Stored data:
━━━

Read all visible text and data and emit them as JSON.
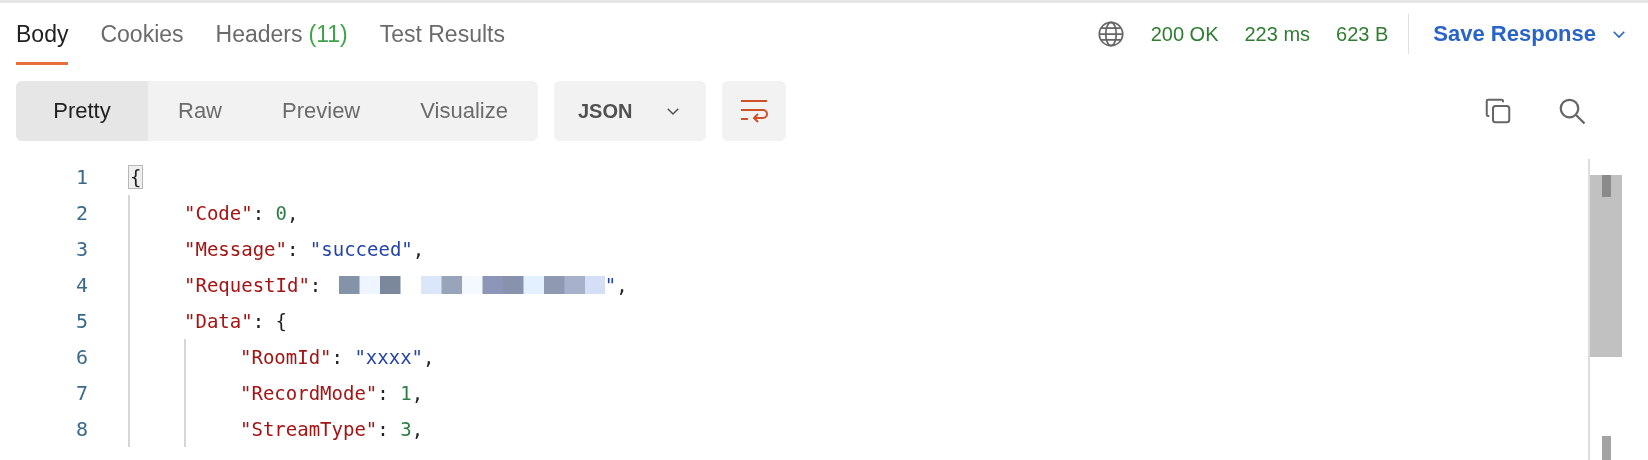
{
  "tabs": [
    {
      "label": "Body",
      "selected": true
    },
    {
      "label": "Cookies",
      "selected": false
    },
    {
      "label": "Headers",
      "count": "(11)",
      "selected": false
    },
    {
      "label": "Test Results",
      "selected": false
    }
  ],
  "status": {
    "code": "200 OK",
    "time": "223 ms",
    "size": "623 B"
  },
  "save_button": "Save Response",
  "view_modes": [
    {
      "label": "Pretty",
      "selected": true
    },
    {
      "label": "Raw",
      "selected": false
    },
    {
      "label": "Preview",
      "selected": false
    },
    {
      "label": "Visualize",
      "selected": false
    }
  ],
  "format": "JSON",
  "wrap": {
    "on": true
  },
  "code_lines": [
    {
      "number": "1",
      "tokens": [
        {
          "kind": "brace",
          "text": "{"
        }
      ],
      "children": [
        {
          "number": "2",
          "tokens": [
            {
              "kind": "key",
              "text": "\"Code\""
            },
            {
              "kind": "punct",
              "text": ": "
            },
            {
              "kind": "number",
              "text": "0"
            },
            {
              "kind": "punct",
              "text": ","
            }
          ]
        },
        {
          "number": "3",
          "tokens": [
            {
              "kind": "key",
              "text": "\"Message\""
            },
            {
              "kind": "punct",
              "text": ": "
            },
            {
              "kind": "string",
              "text": "\"succeed\""
            },
            {
              "kind": "punct",
              "text": ","
            }
          ]
        },
        {
          "number": "4",
          "tokens": [
            {
              "kind": "key",
              "text": "\"RequestId\""
            },
            {
              "kind": "punct",
              "text": ": "
            },
            {
              "kind": "redacted"
            },
            {
              "kind": "string",
              "text": "\""
            },
            {
              "kind": "punct",
              "text": ","
            }
          ]
        },
        {
          "number": "5",
          "tokens": [
            {
              "kind": "key",
              "text": "\"Data\""
            },
            {
              "kind": "punct",
              "text": ": {"
            }
          ],
          "children": [
            {
              "number": "6",
              "tokens": [
                {
                  "kind": "key",
                  "text": "\"RoomId\""
                },
                {
                  "kind": "punct",
                  "text": ": "
                },
                {
                  "kind": "string",
                  "text": "\"xxxx\""
                },
                {
                  "kind": "punct",
                  "text": ","
                }
              ]
            },
            {
              "number": "7",
              "tokens": [
                {
                  "kind": "key",
                  "text": "\"RecordMode\""
                },
                {
                  "kind": "punct",
                  "text": ": "
                },
                {
                  "kind": "number",
                  "text": "1"
                },
                {
                  "kind": "punct",
                  "text": ","
                }
              ]
            },
            {
              "number": "8",
              "tokens": [
                {
                  "kind": "key",
                  "text": "\"StreamType\""
                },
                {
                  "kind": "punct",
                  "text": ": "
                },
                {
                  "kind": "number",
                  "text": "3"
                },
                {
                  "kind": "punct",
                  "text": ","
                }
              ]
            }
          ]
        }
      ]
    }
  ]
}
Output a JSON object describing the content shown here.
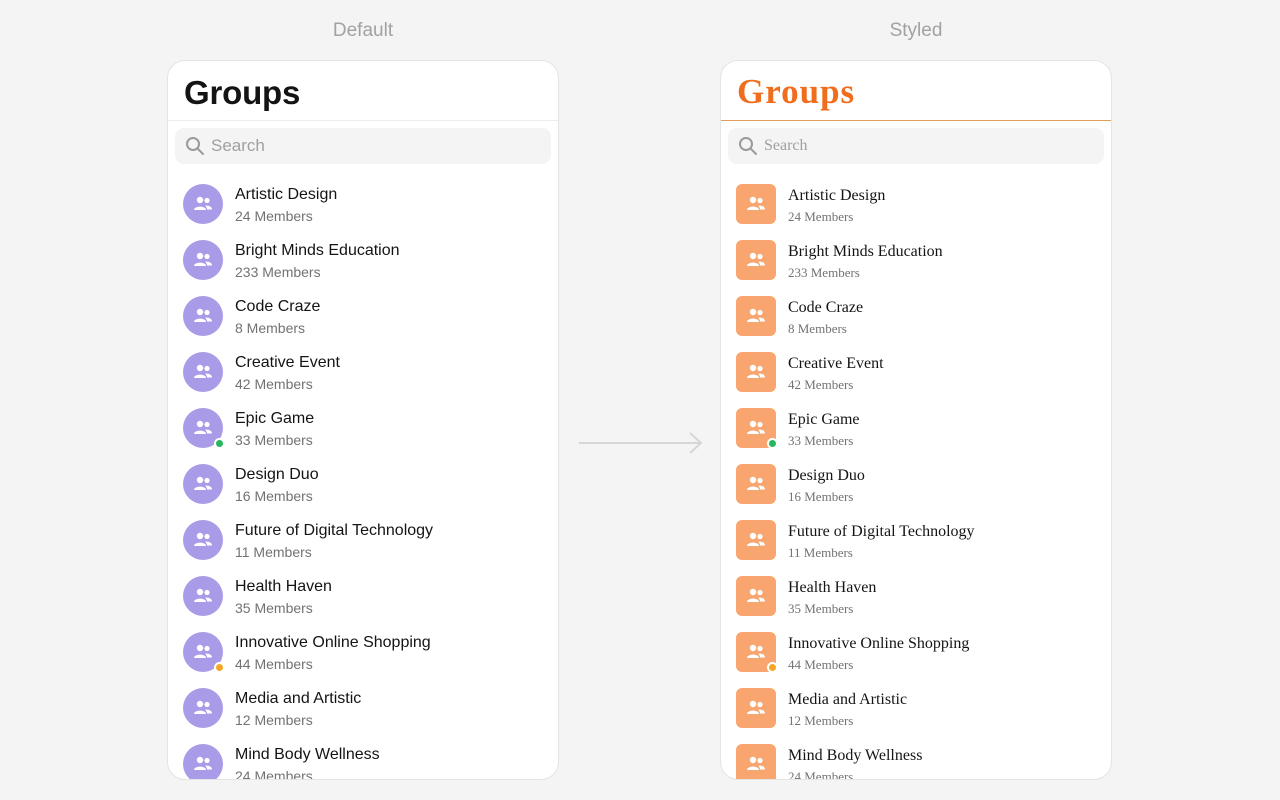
{
  "captions": {
    "default": "Default",
    "styled": "Styled"
  },
  "screen": {
    "title": "Groups",
    "search_placeholder": "Search"
  },
  "groups": [
    {
      "name": "Artistic Design",
      "members": "24 Members",
      "status": ""
    },
    {
      "name": "Bright Minds Education",
      "members": "233 Members",
      "status": ""
    },
    {
      "name": "Code Craze",
      "members": "8 Members",
      "status": ""
    },
    {
      "name": "Creative Event",
      "members": "42 Members",
      "status": ""
    },
    {
      "name": "Epic Game",
      "members": "33 Members",
      "status": "online"
    },
    {
      "name": "Design Duo",
      "members": "16 Members",
      "status": ""
    },
    {
      "name": "Future of Digital Technology",
      "members": "11 Members",
      "status": ""
    },
    {
      "name": "Health Haven",
      "members": "35 Members",
      "status": ""
    },
    {
      "name": "Innovative Online Shopping",
      "members": "44 Members",
      "status": "away"
    },
    {
      "name": "Media and Artistic",
      "members": "12 Members",
      "status": ""
    },
    {
      "name": "Mind Body Wellness",
      "members": "24 Members",
      "status": ""
    }
  ],
  "icons": {
    "search": "search-icon",
    "group": "group-icon",
    "arrow": "arrow-right-icon"
  },
  "colors": {
    "default_avatar": "#a99be8",
    "styled_avatar": "#f9a56f",
    "styled_title": "#f06d1e",
    "styled_divider": "#e0a05a",
    "online": "#27b65c",
    "away": "#f5a623"
  }
}
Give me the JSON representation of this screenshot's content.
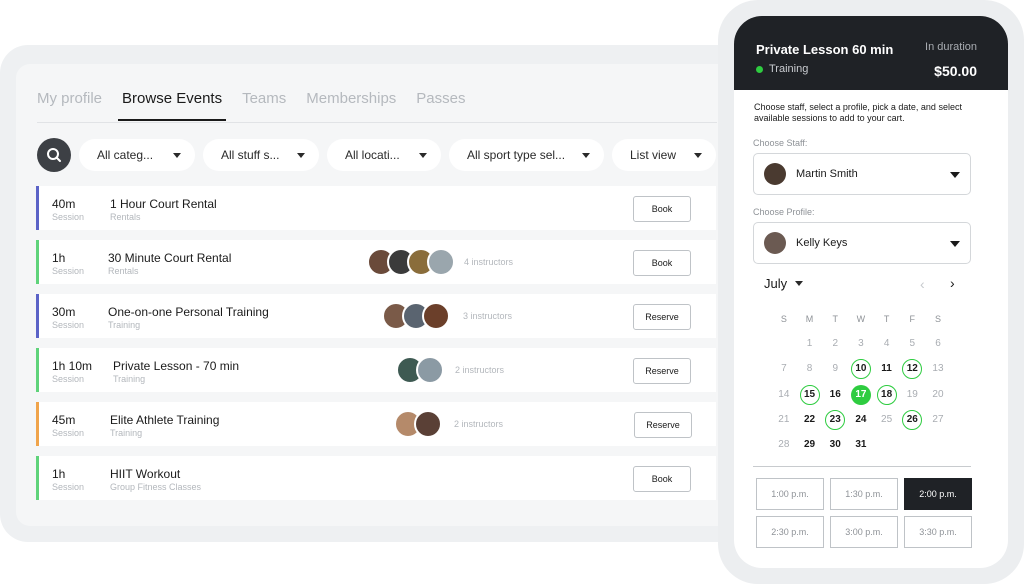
{
  "tabs": [
    "My profile",
    "Browse Events",
    "Teams",
    "Memberships",
    "Passes"
  ],
  "filters": {
    "category": "All categ...",
    "staff": "All stuff s...",
    "location": "All locati...",
    "sport_type": "All sport type sel...",
    "view": "List view"
  },
  "events": [
    {
      "duration": "40m",
      "kind": "Session",
      "title": "1 Hour Court Rental",
      "subtitle": "Rentals",
      "instructors": "",
      "button": "Book",
      "accent": "#5b63c7"
    },
    {
      "duration": "1h",
      "kind": "Session",
      "title": "30 Minute Court Rental",
      "subtitle": "Rentals",
      "instructors": "4 instructors",
      "button": "Book",
      "accent": "#5fd37a"
    },
    {
      "duration": "30m",
      "kind": "Session",
      "title": "One-on-one Personal Training",
      "subtitle": "Training",
      "instructors": "3 instructors",
      "button": "Reserve",
      "accent": "#5b63c7"
    },
    {
      "duration": "1h 10m",
      "kind": "Session",
      "title": "Private Lesson - 70 min",
      "subtitle": "Training",
      "instructors": "2 instructors",
      "button": "Reserve",
      "accent": "#5fd37a"
    },
    {
      "duration": "45m",
      "kind": "Session",
      "title": "Elite Athlete Training",
      "subtitle": "Training",
      "instructors": "2 instructors",
      "button": "Reserve",
      "accent": "#f0a44b"
    },
    {
      "duration": "1h",
      "kind": "Session",
      "title": "HIIT Workout",
      "subtitle": "Group Fitness Classes",
      "instructors": "",
      "button": "Book",
      "accent": "#5fd37a"
    }
  ],
  "booking": {
    "title": "Private Lesson 60 min",
    "category": "Training",
    "duration_label": "In duration",
    "price": "$50.00",
    "instructions": "Choose staff, select a profile, pick a date, and select available sessions to add to your cart.",
    "staff_label": "Choose Staff:",
    "staff_value": "Martin Smith",
    "profile_label": "Choose Profile:",
    "profile_value": "Kelly Keys",
    "month": "July",
    "weekdays": [
      "S",
      "M",
      "T",
      "W",
      "T",
      "F",
      "S"
    ],
    "weeks": [
      [
        "",
        "1",
        "2",
        "3",
        "4",
        "5",
        "6"
      ],
      [
        "7",
        "8",
        "9",
        "10",
        "11",
        "12",
        "13"
      ],
      [
        "14",
        "15",
        "16",
        "17",
        "18",
        "19",
        "20"
      ],
      [
        "21",
        "22",
        "23",
        "24",
        "25",
        "26",
        "27"
      ],
      [
        "28",
        "29",
        "30",
        "31",
        "",
        "",
        ""
      ]
    ],
    "available_dates": [
      "10",
      "12",
      "15",
      "18",
      "23",
      "26"
    ],
    "selected_date": "17",
    "bold_dates": [
      "11",
      "16",
      "22",
      "24",
      "29",
      "30",
      "31"
    ],
    "time_slots": [
      "1:00 p.m.",
      "1:30 p.m.",
      "2:00 p.m.",
      "2:30 p.m.",
      "3:00 p.m.",
      "3:30 p.m."
    ],
    "selected_slot": "2:00 p.m."
  },
  "colors": {
    "accent_green": "#2ecc40",
    "dark": "#1f2226"
  }
}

━━━

Problem statement » Word for word, quote the full listing, omitting every picture.

Problem solution »
Read all visible text and data and emit them as JSON.
{
  "tabs": [
    {
      "label": "Body",
      "selected": true
    },
    {
      "label": "Cookies",
      "selected": false
    },
    {
      "label": "Headers",
      "count": "(11)",
      "selected": false
    },
    {
      "label": "Test Results",
      "selected": false
    }
  ],
  "status": {
    "code": "200 OK",
    "time": "223 ms",
    "size": "623 B"
  },
  "save_button": "Save Response",
  "view_modes": [
    {
      "label": "Pretty",
      "selected": true
    },
    {
      "label": "Raw",
      "selected": false
    },
    {
      "label": "Preview",
      "selected": false
    },
    {
      "label": "Visualize",
      "selected": false
    }
  ],
  "format": "JSON",
  "wrap": {
    "on": true
  },
  "code_lines": [
    {
      "number": "1",
      "tokens": [
        {
          "kind": "brace",
          "text": "{"
        }
      ],
      "children": [
        {
          "number": "2",
          "tokens": [
            {
              "kind": "key",
              "text": "\"Code\""
            },
            {
              "kind": "punct",
              "text": ": "
            },
            {
              "kind": "number",
              "text": "0"
            },
            {
              "kind": "punct",
              "text": ","
            }
          ]
        },
        {
          "number": "3",
          "tokens": [
            {
              "kind": "key",
              "text": "\"Message\""
            },
            {
              "kind": "punct",
              "text": ": "
            },
            {
              "kind": "string",
              "text": "\"succeed\""
            },
            {
              "kind": "punct",
              "text": ","
            }
          ]
        },
        {
          "number": "4",
          "tokens": [
            {
              "kind": "key",
              "text": "\"RequestId\""
            },
            {
              "kind": "punct",
              "text": ": "
            },
            {
              "kind": "redacted"
            },
            {
              "kind": "string",
              "text": "\""
            },
            {
              "kind": "punct",
              "text": ","
            }
          ]
        },
        {
          "number": "5",
          "tokens": [
            {
              "kind": "key",
              "text": "\"Data\""
            },
            {
              "kind": "punct",
              "text": ": {"
            }
          ],
          "children": [
            {
              "number": "6",
              "tokens": [
                {
                  "kind": "key",
                  "text": "\"RoomId\""
                },
                {
                  "kind": "punct",
                  "text": ": "
                },
                {
                  "kind": "string",
                  "text": "\"xxxx\""
                },
                {
                  "kind": "punct",
                  "text": ","
                }
              ]
            },
            {
              "number": "7",
              "tokens": [
                {
                  "kind": "key",
                  "text": "\"RecordMode\""
                },
                {
                  "kind": "punct",
                  "text": ": "
                },
                {
                  "kind": "number",
                  "text": "1"
                },
                {
                  "kind": "punct",
                  "text": ","
                }
              ]
            },
            {
              "number": "8",
              "tokens": [
                {
                  "kind": "key",
                  "text": "\"StreamType\""
                },
                {
                  "kind": "punct",
                  "text": ": "
                },
                {
                  "kind": "number",
                  "text": "3"
                },
                {
                  "kind": "punct",
                  "text": ","
                }
              ]
            }
          ]
        }
      ]
    }
  ]
}
Output a JSON object describing the content shown here.
{
  "captions": {
    "default": "Default",
    "styled": "Styled"
  },
  "screen": {
    "title": "Groups",
    "search_placeholder": "Search"
  },
  "groups": [
    {
      "name": "Artistic Design",
      "members": "24 Members",
      "status": ""
    },
    {
      "name": "Bright Minds Education",
      "members": "233 Members",
      "status": ""
    },
    {
      "name": "Code Craze",
      "members": "8 Members",
      "status": ""
    },
    {
      "name": "Creative Event",
      "members": "42 Members",
      "status": ""
    },
    {
      "name": "Epic Game",
      "members": "33 Members",
      "status": "online"
    },
    {
      "name": "Design Duo",
      "members": "16 Members",
      "status": ""
    },
    {
      "name": "Future of Digital Technology",
      "members": "11 Members",
      "status": ""
    },
    {
      "name": "Health Haven",
      "members": "35 Members",
      "status": ""
    },
    {
      "name": "Innovative Online Shopping",
      "members": "44 Members",
      "status": "away"
    },
    {
      "name": "Media and Artistic",
      "members": "12 Members",
      "status": ""
    },
    {
      "name": "Mind Body Wellness",
      "members": "24 Members",
      "status": ""
    }
  ],
  "icons": {
    "search": "search-icon",
    "group": "group-icon",
    "arrow": "arrow-right-icon"
  },
  "colors": {
    "default_avatar": "#a99be8",
    "styled_avatar": "#f9a56f",
    "styled_title": "#f06d1e",
    "styled_divider": "#e0a05a",
    "online": "#27b65c",
    "away": "#f5a623"
  }
}
Give me the JSON representation of this screenshot's content.
{
  "tabs": [
    "My profile",
    "Browse Events",
    "Teams",
    "Memberships",
    "Passes"
  ],
  "filters": {
    "category": "All categ...",
    "staff": "All stuff s...",
    "location": "All locati...",
    "sport_type": "All sport type sel...",
    "view": "List view"
  },
  "events": [
    {
      "duration": "40m",
      "kind": "Session",
      "title": "1 Hour Court Rental",
      "subtitle": "Rentals",
      "instructors": "",
      "button": "Book",
      "accent": "#5b63c7"
    },
    {
      "duration": "1h",
      "kind": "Session",
      "title": "30 Minute Court Rental",
      "subtitle": "Rentals",
      "instructors": "4 instructors",
      "button": "Book",
      "accent": "#5fd37a"
    },
    {
      "duration": "30m",
      "kind": "Session",
      "title": "One-on-one Personal Training",
      "subtitle": "Training",
      "instructors": "3 instructors",
      "button": "Reserve",
      "accent": "#5b63c7"
    },
    {
      "duration": "1h 10m",
      "kind": "Session",
      "title": "Private Lesson - 70 min",
      "subtitle": "Training",
      "instructors": "2 instructors",
      "button": "Reserve",
      "accent": "#5fd37a"
    },
    {
      "duration": "45m",
      "kind": "Session",
      "title": "Elite Athlete Training",
      "subtitle": "Training",
      "instructors": "2 instructors",
      "button": "Reserve",
      "accent": "#f0a44b"
    },
    {
      "duration": "1h",
      "kind": "Session",
      "title": "HIIT Workout",
      "subtitle": "Group Fitness Classes",
      "instructors": "",
      "button": "Book",
      "accent": "#5fd37a"
    }
  ],
  "booking": {
    "title": "Private Lesson 60 min",
    "category": "Training",
    "duration_label": "In duration",
    "price": "$50.00",
    "instructions": "Choose staff, select a profile, pick a date, and select available sessions to add to your cart.",
    "staff_label": "Choose Staff:",
    "staff_value": "Martin Smith",
    "profile_label": "Choose Profile:",
    "profile_value": "Kelly Keys",
    "month": "July",
    "weekdays": [
      "S",
      "M",
      "T",
      "W",
      "T",
      "F",
      "S"
    ],
    "weeks": [
      [
        "",
        "1",
        "2",
        "3",
        "4",
        "5",
        "6"
      ],
      [
        "7",
        "8",
        "9",
        "10",
        "11",
        "12",
        "13"
      ],
      [
        "14",
        "15",
        "16",
        "17",
        "18",
        "19",
        "20"
      ],
      [
        "21",
        "22",
        "23",
        "24",
        "25",
        "26",
        "27"
      ],
      [
        "28",
        "29",
        "30",
        "31",
        "",
        "",
        ""
      ]
    ],
    "available_dates": [
      "10",
      "12",
      "15",
      "18",
      "23",
      "26"
    ],
    "selected_date": "17",
    "bold_dates": [
      "11",
      "16",
      "22",
      "24",
      "29",
      "30",
      "31"
    ],
    "time_slots": [
      "1:00 p.m.",
      "1:30 p.m.",
      "2:00 p.m.",
      "2:30 p.m.",
      "3:00 p.m.",
      "3:30 p.m."
    ],
    "selected_slot": "2:00 p.m."
  },
  "colors": {
    "accent_green": "#2ecc40",
    "dark": "#1f2226"
  }
}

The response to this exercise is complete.